Records provided.
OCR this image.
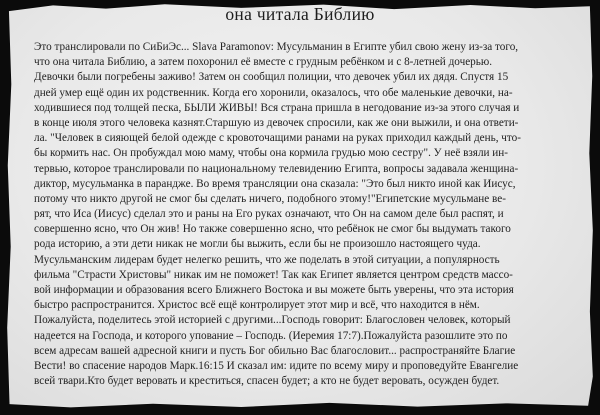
она читала Библию
Это транслировали по СиБиЭс... Slava Paramonov: Мусульманин в Египте убил свою жену из-за того,
что она читала Библию, а затем похоронил её вместе с грудным ребёнком и с 8-летней дочерью.
Девочки были погребены заживо! Затем он сообщил полиции, что девочек убил их дядя. Спустя 15
дней умер ещё один их родственник. Когда его хоронили, оказалось, что обе маленькие девочки, на-
ходившиеся под толщей песка, БЫЛИ ЖИВЫ! Вся страна пришла в негодование из-за этого случая и
в конце июля этого человека казнят.Старшую из девочек спросили, как же они выжили, и она ответи-
ла. "Человек в сияющей белой одежде с кровоточащими ранами на руках приходил каждый день, что-
бы кормить нас. Он пробуждал мою маму, чтобы она кормила грудью мою сестру". У неё взяли ин-
тервью, которое транслировали по национальному телевидению Египта, вопросы задавала женщина-
диктор, мусульманка в парандже. Во время трансляции она сказала: "Это был никто иной как Иисус,
потому что никто другой не смог бы сделать ничего, подобного этому!"Египетские мусульмане ве-
рят, что Иса (Иисус) сделал это и раны на Его руках означают, что Он на самом деле был распят, и
совершенно ясно, что Он жив! Но также совершенно ясно, что ребёнок не смог бы выдумать такого
рода историю, а эти дети никак не могли бы выжить, если бы не произошло настоящего чуда.
Мусульманским лидерам будет нелегко решить, что же поделать в этой ситуации, а популярность
фильма "Страсти Христовы" никак им не поможет! Так как Египет является центром средств массо-
вой информации и образования всего Ближнего Востока и вы можете быть уверены, что эта история
быстро распространится. Христос всё ещё контролирует этот мир и всё, что находится в нём.
Пожалуйста, поделитесь этой историей с другими...Господь говорит: Благословен человек, который
надеется на Господа, и которого упование – Господь. (Иеремия 17:7).Пожалуйста разошлите это по
всем адресам вашей адресной книги и пусть Бог обильно Вас благословит... распространяйте Благие
Вести! во спасение народов Марк.16:15 И сказал им: идите по всему миру и проповедуйте Евангелие
всей твари.Кто будет веровать и креститься, спасен будет; а кто не будет веровать, осужден будет.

Stated task. Any pictures should be dropped; transcribe the rest of the records above exactly.

Task output.
OCR this image.
она читала Библию
Это транслировали по СиБиЭс... Slava Paramonov: Мусульманин в Египте убил свою жену из-за того,
что она читала Библию, а затем похоронил её вместе с грудным ребёнком и с 8-летней дочерью.
Девочки были погребены заживо! Затем он сообщил полиции, что девочек убил их дядя. Спустя 15
дней умер ещё один их родственник. Когда его хоронили, оказалось, что обе маленькие девочки, на-
ходившиеся под толщей песка, БЫЛИ ЖИВЫ! Вся страна пришла в негодование из-за этого случая и
в конце июля этого человека казнят.Старшую из девочек спросили, как же они выжили, и она ответи-
ла. "Человек в сияющей белой одежде с кровоточащими ранами на руках приходил каждый день, что-
бы кормить нас. Он пробуждал мою маму, чтобы она кормила грудью мою сестру". У неё взяли ин-
тервью, которое транслировали по национальному телевидению Египта, вопросы задавала женщина-
диктор, мусульманка в парандже. Во время трансляции она сказала: "Это был никто иной как Иисус,
потому что никто другой не смог бы сделать ничего, подобного этому!"Египетские мусульмане ве-
рят, что Иса (Иисус) сделал это и раны на Его руках означают, что Он на самом деле был распят, и
совершенно ясно, что Он жив! Но также совершенно ясно, что ребёнок не смог бы выдумать такого
рода историю, а эти дети никак не могли бы выжить, если бы не произошло настоящего чуда.
Мусульманским лидерам будет нелегко решить, что же поделать в этой ситуации, а популярность
фильма "Страсти Христовы" никак им не поможет! Так как Египет является центром средств массо-
вой информации и образования всего Ближнего Востока и вы можете быть уверены, что эта история
быстро распространится. Христос всё ещё контролирует этот мир и всё, что находится в нём.
Пожалуйста, поделитесь этой историей с другими...Господь говорит: Благословен человек, который
надеется на Господа, и которого упование – Господь. (Иеремия 17:7).Пожалуйста разошлите это по
всем адресам вашей адресной книги и пусть Бог обильно Вас благословит... распространяйте Благие
Вести! во спасение народов Марк.16:15 И сказал им: идите по всему миру и проповедуйте Евангелие
всей твари.Кто будет веровать и креститься, спасен будет; а кто не будет веровать, осужден будет.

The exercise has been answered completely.